**WHAT TO PRODUCE**
Copy each line below that contains "Beleuchtung".

════════════════

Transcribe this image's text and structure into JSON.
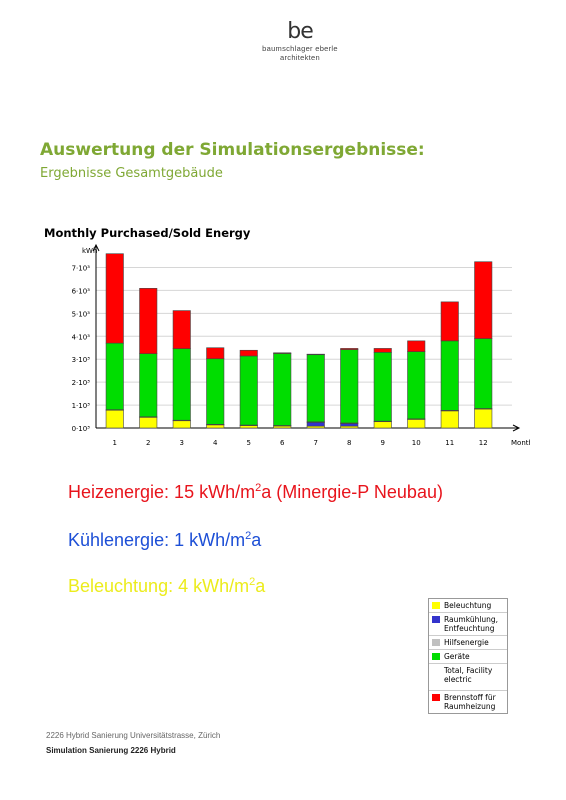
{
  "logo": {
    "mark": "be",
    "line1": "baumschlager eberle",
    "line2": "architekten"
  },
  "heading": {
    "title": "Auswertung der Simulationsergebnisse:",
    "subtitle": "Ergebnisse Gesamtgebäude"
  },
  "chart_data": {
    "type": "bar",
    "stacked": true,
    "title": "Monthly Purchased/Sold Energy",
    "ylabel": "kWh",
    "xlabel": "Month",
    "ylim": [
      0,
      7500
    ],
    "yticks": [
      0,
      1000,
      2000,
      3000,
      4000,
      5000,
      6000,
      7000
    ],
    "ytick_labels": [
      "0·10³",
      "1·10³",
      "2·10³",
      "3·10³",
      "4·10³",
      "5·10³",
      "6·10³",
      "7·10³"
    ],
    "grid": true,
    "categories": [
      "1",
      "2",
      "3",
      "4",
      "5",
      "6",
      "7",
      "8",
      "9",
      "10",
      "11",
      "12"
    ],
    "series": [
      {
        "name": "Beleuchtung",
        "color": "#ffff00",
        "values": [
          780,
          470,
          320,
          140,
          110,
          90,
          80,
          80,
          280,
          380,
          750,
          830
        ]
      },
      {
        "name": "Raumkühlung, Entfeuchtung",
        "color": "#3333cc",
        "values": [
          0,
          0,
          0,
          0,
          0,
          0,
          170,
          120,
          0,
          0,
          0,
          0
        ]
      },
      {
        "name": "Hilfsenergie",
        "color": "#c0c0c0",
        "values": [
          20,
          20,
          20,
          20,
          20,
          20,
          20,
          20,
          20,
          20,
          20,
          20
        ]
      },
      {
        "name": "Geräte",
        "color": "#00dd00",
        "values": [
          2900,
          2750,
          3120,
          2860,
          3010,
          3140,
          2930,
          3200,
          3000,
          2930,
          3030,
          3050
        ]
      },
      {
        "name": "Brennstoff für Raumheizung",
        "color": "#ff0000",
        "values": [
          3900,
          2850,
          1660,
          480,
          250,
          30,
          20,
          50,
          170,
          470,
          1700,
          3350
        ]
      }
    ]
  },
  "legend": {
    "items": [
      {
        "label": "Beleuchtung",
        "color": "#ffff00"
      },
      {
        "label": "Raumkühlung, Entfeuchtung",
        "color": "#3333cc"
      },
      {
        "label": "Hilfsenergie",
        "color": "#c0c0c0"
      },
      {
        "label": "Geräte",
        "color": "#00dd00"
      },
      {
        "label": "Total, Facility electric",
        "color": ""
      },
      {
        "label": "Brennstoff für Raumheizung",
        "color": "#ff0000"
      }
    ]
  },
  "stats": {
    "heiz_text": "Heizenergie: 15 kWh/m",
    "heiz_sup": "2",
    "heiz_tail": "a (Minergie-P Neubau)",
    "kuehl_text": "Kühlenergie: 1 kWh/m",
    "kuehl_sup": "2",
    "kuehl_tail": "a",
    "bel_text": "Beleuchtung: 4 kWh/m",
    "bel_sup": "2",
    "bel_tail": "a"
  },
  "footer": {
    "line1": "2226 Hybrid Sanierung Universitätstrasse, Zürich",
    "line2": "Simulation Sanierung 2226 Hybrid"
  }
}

════════════════

**ANSWER IN FULL**
        "name": "Beleuchtung",
        "label": "Beleuchtung",
    "bel_text": "Beleuchtung: 4 kWh/m",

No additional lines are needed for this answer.